Begin Given information

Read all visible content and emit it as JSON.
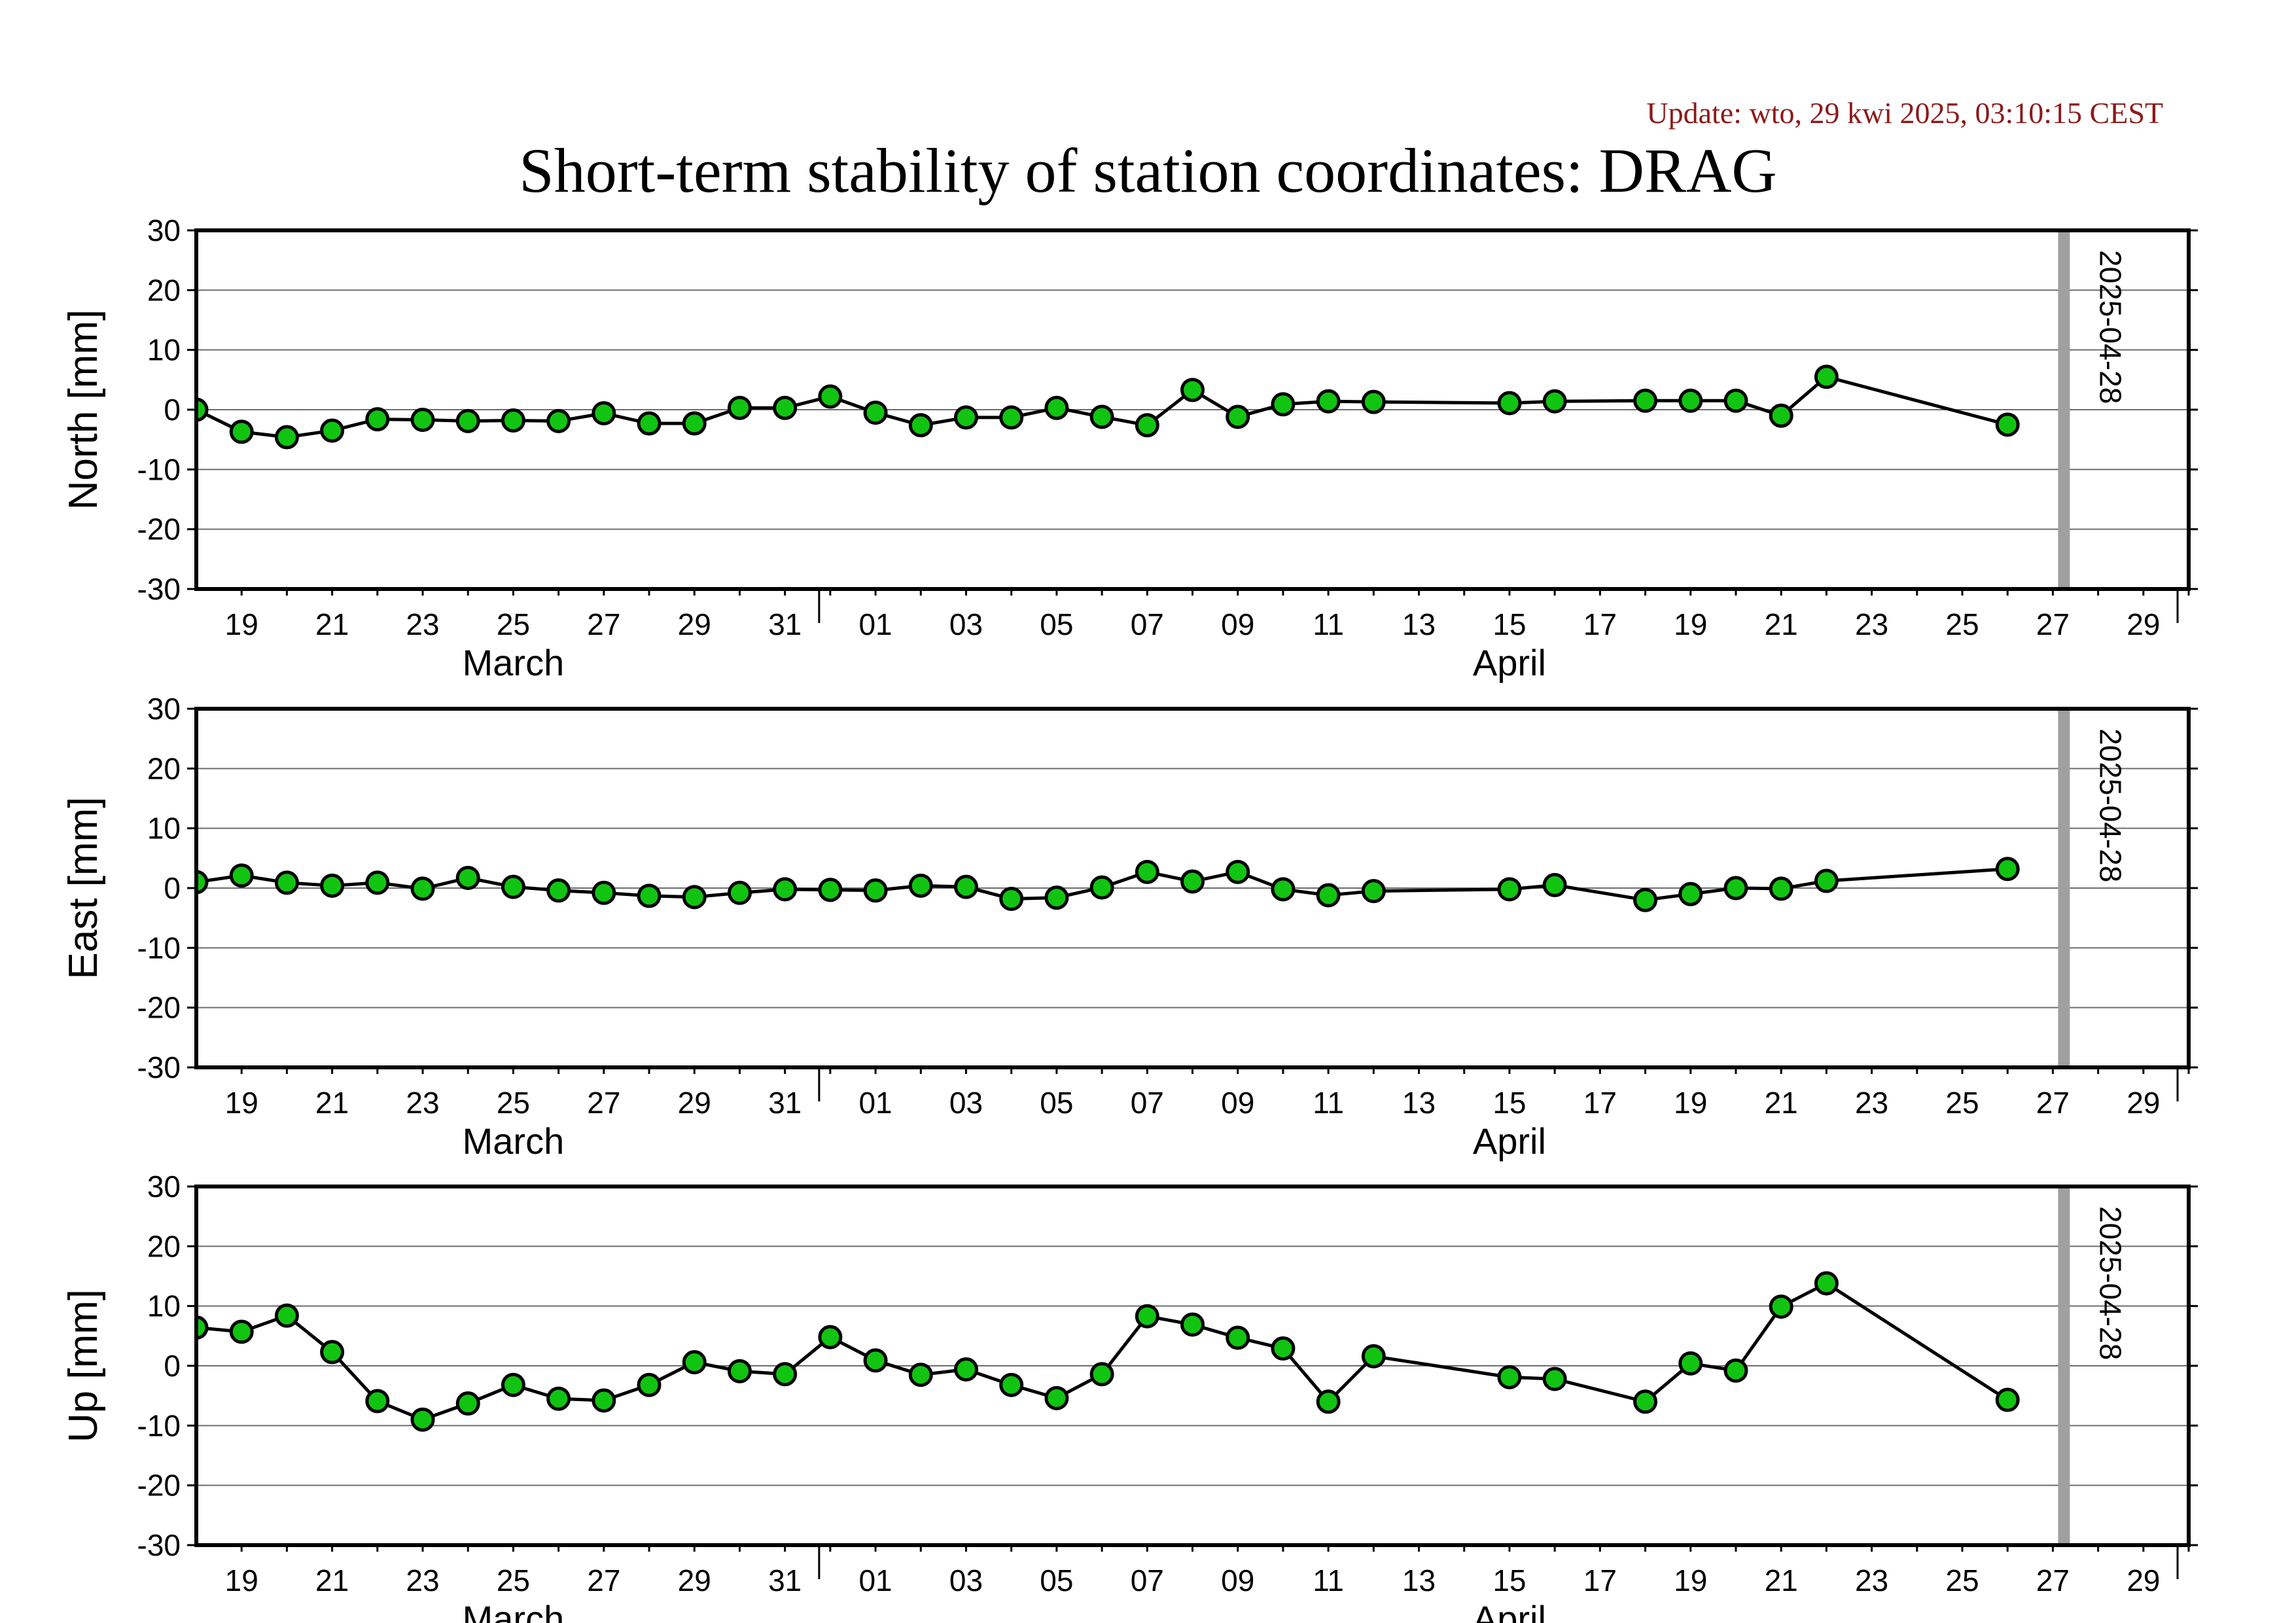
{
  "update_text": "Update: wto, 29 kwi 2025, 03:10:15 CEST",
  "title": "Short-term stability of station coordinates: DRAG",
  "colors": {
    "marker_fill": "#11c411",
    "marker_edge": "#000000",
    "line": "#000000",
    "grid": "#6e6e6e",
    "date_bar": "#a0a0a0"
  },
  "chart_data": [
    {
      "type": "line",
      "ylabel": "North [mm]",
      "ylim": [
        -30,
        30
      ],
      "yticks": [
        30,
        20,
        10,
        0,
        -10,
        -20,
        -30
      ],
      "grid": true,
      "x_range": [
        "2025-03-18",
        "2025-05-01"
      ],
      "x_tick_labels": [
        "19",
        "21",
        "23",
        "25",
        "27",
        "29",
        "31",
        "01",
        "03",
        "05",
        "07",
        "09",
        "11",
        "13",
        "15",
        "17",
        "19",
        "21",
        "23",
        "25",
        "27",
        "29",
        "01"
      ],
      "month_labels": [
        "March",
        "April"
      ],
      "marker_date_label": "2025-04-28",
      "x": [
        "2025-03-18",
        "2025-03-19",
        "2025-03-20",
        "2025-03-21",
        "2025-03-22",
        "2025-03-23",
        "2025-03-24",
        "2025-03-25",
        "2025-03-26",
        "2025-03-27",
        "2025-03-28",
        "2025-03-29",
        "2025-03-30",
        "2025-03-31",
        "2025-04-01",
        "2025-04-02",
        "2025-04-03",
        "2025-04-04",
        "2025-04-05",
        "2025-04-06",
        "2025-04-07",
        "2025-04-08",
        "2025-04-09",
        "2025-04-10",
        "2025-04-11",
        "2025-04-12",
        "2025-04-13",
        "2025-04-16",
        "2025-04-17",
        "2025-04-19",
        "2025-04-20",
        "2025-04-21",
        "2025-04-22",
        "2025-04-23",
        "2025-04-27"
      ],
      "values": [
        0,
        -3.7,
        -4.6,
        -3.5,
        -1.6,
        -1.7,
        -1.9,
        -1.8,
        -1.9,
        -0.6,
        -2.3,
        -2.3,
        0.3,
        0.3,
        2.2,
        -0.5,
        -2.6,
        -1.3,
        -1.3,
        0.3,
        -1.2,
        -2.6,
        3.3,
        -1.2,
        0.9,
        1.4,
        1.3,
        1.1,
        1.4,
        1.5,
        1.5,
        1.5,
        -1.0,
        5.5,
        -2.5
      ]
    },
    {
      "type": "line",
      "ylabel": "East [mm]",
      "ylim": [
        -30,
        30
      ],
      "yticks": [
        30,
        20,
        10,
        0,
        -10,
        -20,
        -30
      ],
      "grid": true,
      "x_range": [
        "2025-03-18",
        "2025-05-01"
      ],
      "x_tick_labels": [
        "19",
        "21",
        "23",
        "25",
        "27",
        "29",
        "31",
        "01",
        "03",
        "05",
        "07",
        "09",
        "11",
        "13",
        "15",
        "17",
        "19",
        "21",
        "23",
        "25",
        "27",
        "29",
        "01"
      ],
      "month_labels": [
        "March",
        "April"
      ],
      "marker_date_label": "2025-04-28",
      "x": [
        "2025-03-18",
        "2025-03-19",
        "2025-03-20",
        "2025-03-21",
        "2025-03-22",
        "2025-03-23",
        "2025-03-24",
        "2025-03-25",
        "2025-03-26",
        "2025-03-27",
        "2025-03-28",
        "2025-03-29",
        "2025-03-30",
        "2025-03-31",
        "2025-04-01",
        "2025-04-02",
        "2025-04-03",
        "2025-04-04",
        "2025-04-05",
        "2025-04-06",
        "2025-04-07",
        "2025-04-08",
        "2025-04-09",
        "2025-04-10",
        "2025-04-11",
        "2025-04-12",
        "2025-04-13",
        "2025-04-16",
        "2025-04-17",
        "2025-04-19",
        "2025-04-20",
        "2025-04-21",
        "2025-04-22",
        "2025-04-23",
        "2025-04-27"
      ],
      "values": [
        1.0,
        2.1,
        0.9,
        0.4,
        0.9,
        -0.1,
        1.7,
        0.2,
        -0.4,
        -0.8,
        -1.3,
        -1.5,
        -0.8,
        -0.2,
        -0.3,
        -0.4,
        0.4,
        0.2,
        -1.8,
        -1.6,
        0.1,
        2.7,
        1.1,
        2.7,
        -0.2,
        -1.2,
        -0.5,
        -0.2,
        0.5,
        -2.0,
        -1.0,
        0.0,
        -0.1,
        1.2,
        3.2
      ]
    },
    {
      "type": "line",
      "ylabel": "Up [mm]",
      "ylim": [
        -30,
        30
      ],
      "yticks": [
        30,
        20,
        10,
        0,
        -10,
        -20,
        -30
      ],
      "grid": true,
      "x_range": [
        "2025-03-18",
        "2025-05-01"
      ],
      "x_tick_labels": [
        "19",
        "21",
        "23",
        "25",
        "27",
        "29",
        "31",
        "01",
        "03",
        "05",
        "07",
        "09",
        "11",
        "13",
        "15",
        "17",
        "19",
        "21",
        "23",
        "25",
        "27",
        "29",
        "01"
      ],
      "month_labels": [
        "March",
        "April"
      ],
      "marker_date_label": "2025-04-28",
      "x": [
        "2025-03-18",
        "2025-03-19",
        "2025-03-20",
        "2025-03-21",
        "2025-03-22",
        "2025-03-23",
        "2025-03-24",
        "2025-03-25",
        "2025-03-26",
        "2025-03-27",
        "2025-03-28",
        "2025-03-29",
        "2025-03-30",
        "2025-03-31",
        "2025-04-01",
        "2025-04-02",
        "2025-04-03",
        "2025-04-04",
        "2025-04-05",
        "2025-04-06",
        "2025-04-07",
        "2025-04-08",
        "2025-04-09",
        "2025-04-10",
        "2025-04-11",
        "2025-04-12",
        "2025-04-13",
        "2025-04-16",
        "2025-04-17",
        "2025-04-19",
        "2025-04-20",
        "2025-04-21",
        "2025-04-22",
        "2025-04-23",
        "2025-04-27"
      ],
      "values": [
        6.4,
        5.7,
        8.4,
        2.3,
        -5.9,
        -9.0,
        -6.3,
        -3.2,
        -5.5,
        -5.8,
        -3.2,
        0.6,
        -0.9,
        -1.4,
        4.8,
        0.9,
        -1.5,
        -0.6,
        -3.2,
        -5.4,
        -1.4,
        8.3,
        6.9,
        4.7,
        2.9,
        -6.0,
        1.6,
        -1.9,
        -2.2,
        -6.0,
        0.4,
        -0.8,
        9.9,
        13.8,
        -5.7
      ]
    }
  ]
}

End Given information

__Task to carry out__
Restate each of the entries above word for word and skip every image.

__Exercise solution__
Read all visible content and emit it as JSON.
{
  "update_text": "Update: wto, 29 kwi 2025, 03:10:15 CEST",
  "title": "Short-term stability of station coordinates: DRAG",
  "colors": {
    "marker_fill": "#11c411",
    "marker_edge": "#000000",
    "line": "#000000",
    "grid": "#6e6e6e",
    "date_bar": "#a0a0a0"
  },
  "chart_data": [
    {
      "type": "line",
      "ylabel": "North [mm]",
      "ylim": [
        -30,
        30
      ],
      "yticks": [
        30,
        20,
        10,
        0,
        -10,
        -20,
        -30
      ],
      "grid": true,
      "x_range": [
        "2025-03-18",
        "2025-05-01"
      ],
      "x_tick_labels": [
        "19",
        "21",
        "23",
        "25",
        "27",
        "29",
        "31",
        "01",
        "03",
        "05",
        "07",
        "09",
        "11",
        "13",
        "15",
        "17",
        "19",
        "21",
        "23",
        "25",
        "27",
        "29",
        "01"
      ],
      "month_labels": [
        "March",
        "April"
      ],
      "marker_date_label": "2025-04-28",
      "x": [
        "2025-03-18",
        "2025-03-19",
        "2025-03-20",
        "2025-03-21",
        "2025-03-22",
        "2025-03-23",
        "2025-03-24",
        "2025-03-25",
        "2025-03-26",
        "2025-03-27",
        "2025-03-28",
        "2025-03-29",
        "2025-03-30",
        "2025-03-31",
        "2025-04-01",
        "2025-04-02",
        "2025-04-03",
        "2025-04-04",
        "2025-04-05",
        "2025-04-06",
        "2025-04-07",
        "2025-04-08",
        "2025-04-09",
        "2025-04-10",
        "2025-04-11",
        "2025-04-12",
        "2025-04-13",
        "2025-04-16",
        "2025-04-17",
        "2025-04-19",
        "2025-04-20",
        "2025-04-21",
        "2025-04-22",
        "2025-04-23",
        "2025-04-27"
      ],
      "values": [
        0,
        -3.7,
        -4.6,
        -3.5,
        -1.6,
        -1.7,
        -1.9,
        -1.8,
        -1.9,
        -0.6,
        -2.3,
        -2.3,
        0.3,
        0.3,
        2.2,
        -0.5,
        -2.6,
        -1.3,
        -1.3,
        0.3,
        -1.2,
        -2.6,
        3.3,
        -1.2,
        0.9,
        1.4,
        1.3,
        1.1,
        1.4,
        1.5,
        1.5,
        1.5,
        -1.0,
        5.5,
        -2.5
      ]
    },
    {
      "type": "line",
      "ylabel": "East [mm]",
      "ylim": [
        -30,
        30
      ],
      "yticks": [
        30,
        20,
        10,
        0,
        -10,
        -20,
        -30
      ],
      "grid": true,
      "x_range": [
        "2025-03-18",
        "2025-05-01"
      ],
      "x_tick_labels": [
        "19",
        "21",
        "23",
        "25",
        "27",
        "29",
        "31",
        "01",
        "03",
        "05",
        "07",
        "09",
        "11",
        "13",
        "15",
        "17",
        "19",
        "21",
        "23",
        "25",
        "27",
        "29",
        "01"
      ],
      "month_labels": [
        "March",
        "April"
      ],
      "marker_date_label": "2025-04-28",
      "x": [
        "2025-03-18",
        "2025-03-19",
        "2025-03-20",
        "2025-03-21",
        "2025-03-22",
        "2025-03-23",
        "2025-03-24",
        "2025-03-25",
        "2025-03-26",
        "2025-03-27",
        "2025-03-28",
        "2025-03-29",
        "2025-03-30",
        "2025-03-31",
        "2025-04-01",
        "2025-04-02",
        "2025-04-03",
        "2025-04-04",
        "2025-04-05",
        "2025-04-06",
        "2025-04-07",
        "2025-04-08",
        "2025-04-09",
        "2025-04-10",
        "2025-04-11",
        "2025-04-12",
        "2025-04-13",
        "2025-04-16",
        "2025-04-17",
        "2025-04-19",
        "2025-04-20",
        "2025-04-21",
        "2025-04-22",
        "2025-04-23",
        "2025-04-27"
      ],
      "values": [
        1.0,
        2.1,
        0.9,
        0.4,
        0.9,
        -0.1,
        1.7,
        0.2,
        -0.4,
        -0.8,
        -1.3,
        -1.5,
        -0.8,
        -0.2,
        -0.3,
        -0.4,
        0.4,
        0.2,
        -1.8,
        -1.6,
        0.1,
        2.7,
        1.1,
        2.7,
        -0.2,
        -1.2,
        -0.5,
        -0.2,
        0.5,
        -2.0,
        -1.0,
        0.0,
        -0.1,
        1.2,
        3.2
      ]
    },
    {
      "type": "line",
      "ylabel": "Up [mm]",
      "ylim": [
        -30,
        30
      ],
      "yticks": [
        30,
        20,
        10,
        0,
        -10,
        -20,
        -30
      ],
      "grid": true,
      "x_range": [
        "2025-03-18",
        "2025-05-01"
      ],
      "x_tick_labels": [
        "19",
        "21",
        "23",
        "25",
        "27",
        "29",
        "31",
        "01",
        "03",
        "05",
        "07",
        "09",
        "11",
        "13",
        "15",
        "17",
        "19",
        "21",
        "23",
        "25",
        "27",
        "29",
        "01"
      ],
      "month_labels": [
        "March",
        "April"
      ],
      "marker_date_label": "2025-04-28",
      "x": [
        "2025-03-18",
        "2025-03-19",
        "2025-03-20",
        "2025-03-21",
        "2025-03-22",
        "2025-03-23",
        "2025-03-24",
        "2025-03-25",
        "2025-03-26",
        "2025-03-27",
        "2025-03-28",
        "2025-03-29",
        "2025-03-30",
        "2025-03-31",
        "2025-04-01",
        "2025-04-02",
        "2025-04-03",
        "2025-04-04",
        "2025-04-05",
        "2025-04-06",
        "2025-04-07",
        "2025-04-08",
        "2025-04-09",
        "2025-04-10",
        "2025-04-11",
        "2025-04-12",
        "2025-04-13",
        "2025-04-16",
        "2025-04-17",
        "2025-04-19",
        "2025-04-20",
        "2025-04-21",
        "2025-04-22",
        "2025-04-23",
        "2025-04-27"
      ],
      "values": [
        6.4,
        5.7,
        8.4,
        2.3,
        -5.9,
        -9.0,
        -6.3,
        -3.2,
        -5.5,
        -5.8,
        -3.2,
        0.6,
        -0.9,
        -1.4,
        4.8,
        0.9,
        -1.5,
        -0.6,
        -3.2,
        -5.4,
        -1.4,
        8.3,
        6.9,
        4.7,
        2.9,
        -6.0,
        1.6,
        -1.9,
        -2.2,
        -6.0,
        0.4,
        -0.8,
        9.9,
        13.8,
        -5.7
      ]
    }
  ]
}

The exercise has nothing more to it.